— Start —

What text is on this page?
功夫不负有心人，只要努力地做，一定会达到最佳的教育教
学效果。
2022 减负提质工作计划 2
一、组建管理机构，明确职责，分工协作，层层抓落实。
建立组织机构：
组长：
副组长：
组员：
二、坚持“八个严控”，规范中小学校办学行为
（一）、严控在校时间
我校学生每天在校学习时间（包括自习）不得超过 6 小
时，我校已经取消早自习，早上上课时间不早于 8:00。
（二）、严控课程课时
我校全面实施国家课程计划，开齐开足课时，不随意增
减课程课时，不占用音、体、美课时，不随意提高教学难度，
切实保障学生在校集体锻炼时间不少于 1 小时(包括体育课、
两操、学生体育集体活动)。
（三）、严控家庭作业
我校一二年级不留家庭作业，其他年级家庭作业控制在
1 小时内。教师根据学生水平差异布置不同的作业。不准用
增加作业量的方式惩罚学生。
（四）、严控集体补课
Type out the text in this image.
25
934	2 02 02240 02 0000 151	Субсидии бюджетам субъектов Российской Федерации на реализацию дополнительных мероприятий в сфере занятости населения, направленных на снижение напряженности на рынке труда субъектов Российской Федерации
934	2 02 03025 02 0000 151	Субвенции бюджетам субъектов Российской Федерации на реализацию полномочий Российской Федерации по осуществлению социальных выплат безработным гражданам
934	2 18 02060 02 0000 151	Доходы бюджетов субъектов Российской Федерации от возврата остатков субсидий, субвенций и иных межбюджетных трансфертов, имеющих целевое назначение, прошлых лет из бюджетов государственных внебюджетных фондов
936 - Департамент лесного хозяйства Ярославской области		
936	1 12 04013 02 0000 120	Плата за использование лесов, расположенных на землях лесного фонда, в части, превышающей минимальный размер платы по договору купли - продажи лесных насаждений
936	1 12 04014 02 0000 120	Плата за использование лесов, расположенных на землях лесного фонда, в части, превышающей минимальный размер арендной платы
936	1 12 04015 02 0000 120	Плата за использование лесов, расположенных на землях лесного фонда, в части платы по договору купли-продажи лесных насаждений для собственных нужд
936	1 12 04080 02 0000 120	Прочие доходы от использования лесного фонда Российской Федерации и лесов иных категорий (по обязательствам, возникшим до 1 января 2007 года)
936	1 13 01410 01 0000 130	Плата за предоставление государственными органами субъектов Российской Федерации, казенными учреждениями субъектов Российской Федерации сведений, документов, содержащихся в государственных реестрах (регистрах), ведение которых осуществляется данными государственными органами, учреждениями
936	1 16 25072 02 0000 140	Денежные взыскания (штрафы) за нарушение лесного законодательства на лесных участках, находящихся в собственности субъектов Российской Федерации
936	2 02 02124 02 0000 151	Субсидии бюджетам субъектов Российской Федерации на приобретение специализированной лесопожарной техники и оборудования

— End —

- [WHAT NEEDS TO BE DONE] Repeat every line of the data, exactly and in full.

- [SOLUTION TO THE PROBLEM]
What text is on this page?
功夫不负有心人，只要努力地做，一定会达到最佳的教育教
学效果。
2022 减负提质工作计划 2
一、组建管理机构，明确职责，分工协作，层层抓落实。
建立组织机构：
组长：
副组长：
组员：
二、坚持“八个严控”，规范中小学校办学行为
（一）、严控在校时间
我校学生每天在校学习时间（包括自习）不得超过 6 小
时，我校已经取消早自习，早上上课时间不早于 8:00。
（二）、严控课程课时
我校全面实施国家课程计划，开齐开足课时，不随意增
减课程课时，不占用音、体、美课时，不随意提高教学难度，
切实保障学生在校集体锻炼时间不少于 1 小时(包括体育课、
两操、学生体育集体活动)。
（三）、严控家庭作业
我校一二年级不留家庭作业，其他年级家庭作业控制在
1 小时内。教师根据学生水平差异布置不同的作业。不准用
增加作业量的方式惩罚学生。
（四）、严控集体补课
Type out the text in this image.
25
934	2 02 02240 02 0000 151	Субсидии бюджетам субъектов Российской Федерации на реализацию дополнительных мероприятий в сфере занятости населения, направленных на снижение напряженности на рынке труда субъектов Российской Федерации
934	2 02 03025 02 0000 151	Субвенции бюджетам субъектов Российской Федерации на реализацию полномочий Российской Федерации по осуществлению социальных выплат безработным гражданам
934	2 18 02060 02 0000 151	Доходы бюджетов субъектов Российской Федерации от возврата остатков субсидий, субвенций и иных межбюджетных трансфертов, имеющих целевое назначение, прошлых лет из бюджетов государственных внебюджетных фондов
936 - Департамент лесного хозяйства Ярославской области		
936	1 12 04013 02 0000 120	Плата за использование лесов, расположенных на землях лесного фонда, в части, превышающей минимальный размер платы по договору купли - продажи лесных насаждений
936	1 12 04014 02 0000 120	Плата за использование лесов, расположенных на землях лесного фонда, в части, превышающей минимальный размер арендной платы
936	1 12 04015 02 0000 120	Плата за использование лесов, расположенных на землях лесного фонда, в части платы по договору купли-продажи лесных насаждений для собственных нужд
936	1 12 04080 02 0000 120	Прочие доходы от использования лесного фонда Российской Федерации и лесов иных категорий (по обязательствам, возникшим до 1 января 2007 года)
936	1 13 01410 01 0000 130	Плата за предоставление государственными органами субъектов Российской Федерации, казенными учреждениями субъектов Российской Федерации сведений, документов, содержащихся в государственных реестрах (регистрах), ведение которых осуществляется данными государственными органами, учреждениями
936	1 16 25072 02 0000 140	Денежные взыскания (штрафы) за нарушение лесного законодательства на лесных участках, находящихся в собственности субъектов Российской Федерации
936	2 02 02124 02 0000 151	Субсидии бюджетам субъектов Российской Федерации на приобретение специализированной лесопожарной техники и оборудования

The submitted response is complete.